* Problem description *
Quote the records that follow in full, leaving the pictures out.

* Data supplied *

= = = = = = =

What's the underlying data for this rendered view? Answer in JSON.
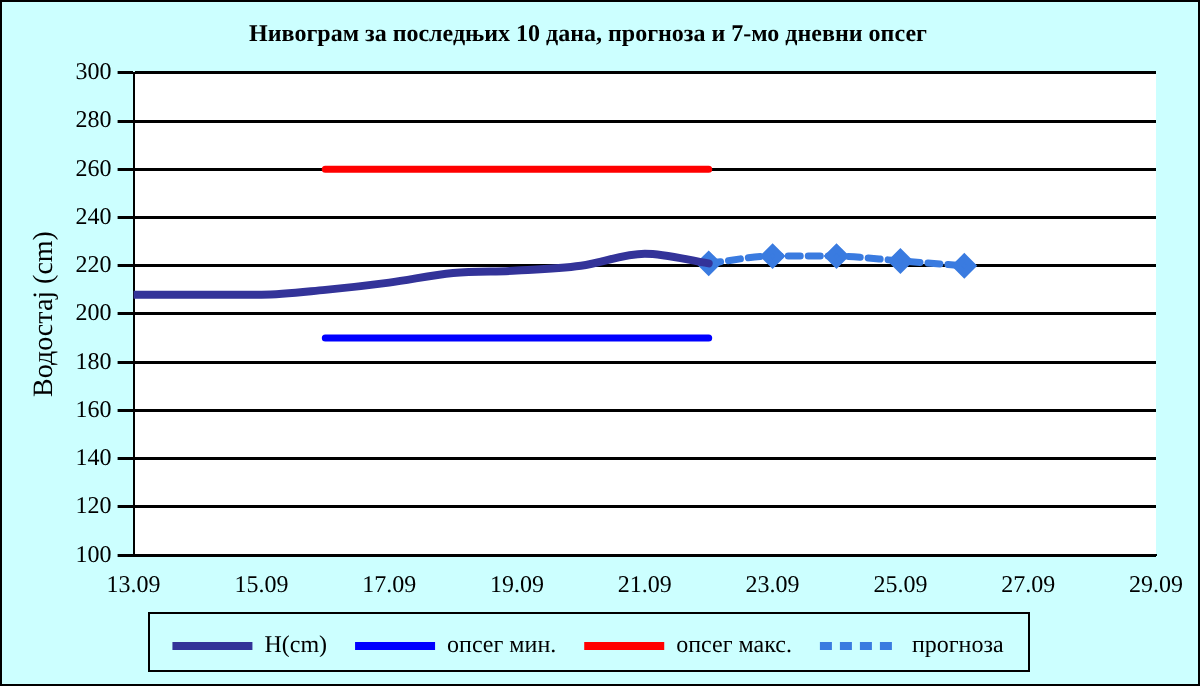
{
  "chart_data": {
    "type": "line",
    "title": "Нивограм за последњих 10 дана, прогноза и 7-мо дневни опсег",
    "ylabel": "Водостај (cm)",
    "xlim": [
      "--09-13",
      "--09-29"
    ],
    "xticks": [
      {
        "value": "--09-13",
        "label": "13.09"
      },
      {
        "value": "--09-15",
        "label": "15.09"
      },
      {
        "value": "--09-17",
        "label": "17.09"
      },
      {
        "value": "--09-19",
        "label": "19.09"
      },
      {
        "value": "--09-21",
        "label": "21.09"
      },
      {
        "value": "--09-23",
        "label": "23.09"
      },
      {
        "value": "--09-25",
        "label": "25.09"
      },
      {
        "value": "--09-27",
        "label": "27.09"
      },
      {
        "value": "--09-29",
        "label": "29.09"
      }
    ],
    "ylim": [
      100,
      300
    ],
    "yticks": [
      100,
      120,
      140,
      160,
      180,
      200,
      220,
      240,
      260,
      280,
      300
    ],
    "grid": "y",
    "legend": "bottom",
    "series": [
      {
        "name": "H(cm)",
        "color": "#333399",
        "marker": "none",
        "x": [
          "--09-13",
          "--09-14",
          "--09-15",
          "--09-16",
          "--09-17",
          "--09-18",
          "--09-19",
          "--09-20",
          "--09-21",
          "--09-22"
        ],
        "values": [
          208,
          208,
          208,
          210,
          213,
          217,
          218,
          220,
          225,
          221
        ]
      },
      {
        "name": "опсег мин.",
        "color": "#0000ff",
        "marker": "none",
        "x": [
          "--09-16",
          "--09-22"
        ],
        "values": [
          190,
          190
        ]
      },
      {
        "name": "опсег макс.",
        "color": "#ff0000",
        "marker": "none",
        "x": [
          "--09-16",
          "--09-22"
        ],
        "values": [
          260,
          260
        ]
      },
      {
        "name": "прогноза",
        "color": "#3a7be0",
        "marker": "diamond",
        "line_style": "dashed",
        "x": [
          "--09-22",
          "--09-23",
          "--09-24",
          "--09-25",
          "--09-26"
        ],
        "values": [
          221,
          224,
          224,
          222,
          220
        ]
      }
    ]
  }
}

= = = = = = =

* The reply *
What's the underlying data for this rendered view? Answer in JSON.
{
  "chart_data": {
    "type": "line",
    "title": "Нивограм за последњих 10 дана, прогноза и 7-мо дневни опсег",
    "ylabel": "Водостај (cm)",
    "xlim": [
      "--09-13",
      "--09-29"
    ],
    "xticks": [
      {
        "value": "--09-13",
        "label": "13.09"
      },
      {
        "value": "--09-15",
        "label": "15.09"
      },
      {
        "value": "--09-17",
        "label": "17.09"
      },
      {
        "value": "--09-19",
        "label": "19.09"
      },
      {
        "value": "--09-21",
        "label": "21.09"
      },
      {
        "value": "--09-23",
        "label": "23.09"
      },
      {
        "value": "--09-25",
        "label": "25.09"
      },
      {
        "value": "--09-27",
        "label": "27.09"
      },
      {
        "value": "--09-29",
        "label": "29.09"
      }
    ],
    "ylim": [
      100,
      300
    ],
    "yticks": [
      100,
      120,
      140,
      160,
      180,
      200,
      220,
      240,
      260,
      280,
      300
    ],
    "grid": "y",
    "legend": "bottom",
    "series": [
      {
        "name": "H(cm)",
        "color": "#333399",
        "marker": "none",
        "x": [
          "--09-13",
          "--09-14",
          "--09-15",
          "--09-16",
          "--09-17",
          "--09-18",
          "--09-19",
          "--09-20",
          "--09-21",
          "--09-22"
        ],
        "values": [
          208,
          208,
          208,
          210,
          213,
          217,
          218,
          220,
          225,
          221
        ]
      },
      {
        "name": "опсег мин.",
        "color": "#0000ff",
        "marker": "none",
        "x": [
          "--09-16",
          "--09-22"
        ],
        "values": [
          190,
          190
        ]
      },
      {
        "name": "опсег макс.",
        "color": "#ff0000",
        "marker": "none",
        "x": [
          "--09-16",
          "--09-22"
        ],
        "values": [
          260,
          260
        ]
      },
      {
        "name": "прогноза",
        "color": "#3a7be0",
        "marker": "diamond",
        "line_style": "dashed",
        "x": [
          "--09-22",
          "--09-23",
          "--09-24",
          "--09-25",
          "--09-26"
        ],
        "values": [
          221,
          224,
          224,
          222,
          220
        ]
      }
    ]
  }
}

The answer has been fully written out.